Entries taken from a collection
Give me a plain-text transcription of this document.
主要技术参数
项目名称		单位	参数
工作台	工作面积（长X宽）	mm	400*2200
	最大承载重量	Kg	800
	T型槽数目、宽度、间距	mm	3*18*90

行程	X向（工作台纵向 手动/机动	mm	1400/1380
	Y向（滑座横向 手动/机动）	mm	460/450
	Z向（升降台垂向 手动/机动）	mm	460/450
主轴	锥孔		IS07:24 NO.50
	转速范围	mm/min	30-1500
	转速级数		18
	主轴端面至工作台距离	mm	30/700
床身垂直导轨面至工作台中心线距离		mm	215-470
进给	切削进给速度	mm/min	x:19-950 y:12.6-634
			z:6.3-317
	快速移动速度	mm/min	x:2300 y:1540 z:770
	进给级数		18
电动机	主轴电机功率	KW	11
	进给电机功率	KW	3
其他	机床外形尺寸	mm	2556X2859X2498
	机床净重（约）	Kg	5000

> _WHAT IS ASKED_:
Reproduce the full set of records precisely.

> _SOLUTION FOR THIS TASK_:
Give me a plain-text transcription of this document.
主要技术参数
项目名称		单位	参数
工作台	工作面积（长X宽）	mm	400*2200
	最大承载重量	Kg	800
	T型槽数目、宽度、间距	mm	3*18*90

行程	X向（工作台纵向 手动/机动	mm	1400/1380
	Y向（滑座横向 手动/机动）	mm	460/450
	Z向（升降台垂向 手动/机动）	mm	460/450
主轴	锥孔		IS07:24 NO.50
	转速范围	mm/min	30-1500
	转速级数		18
	主轴端面至工作台距离	mm	30/700
床身垂直导轨面至工作台中心线距离		mm	215-470
进给	切削进给速度	mm/min	x:19-950 y:12.6-634
			z:6.3-317
	快速移动速度	mm/min	x:2300 y:1540 z:770
	进给级数		18
电动机	主轴电机功率	KW	11
	进给电机功率	KW	3
其他	机床外形尺寸	mm	2556X2859X2498
	机床净重（约）	Kg	5000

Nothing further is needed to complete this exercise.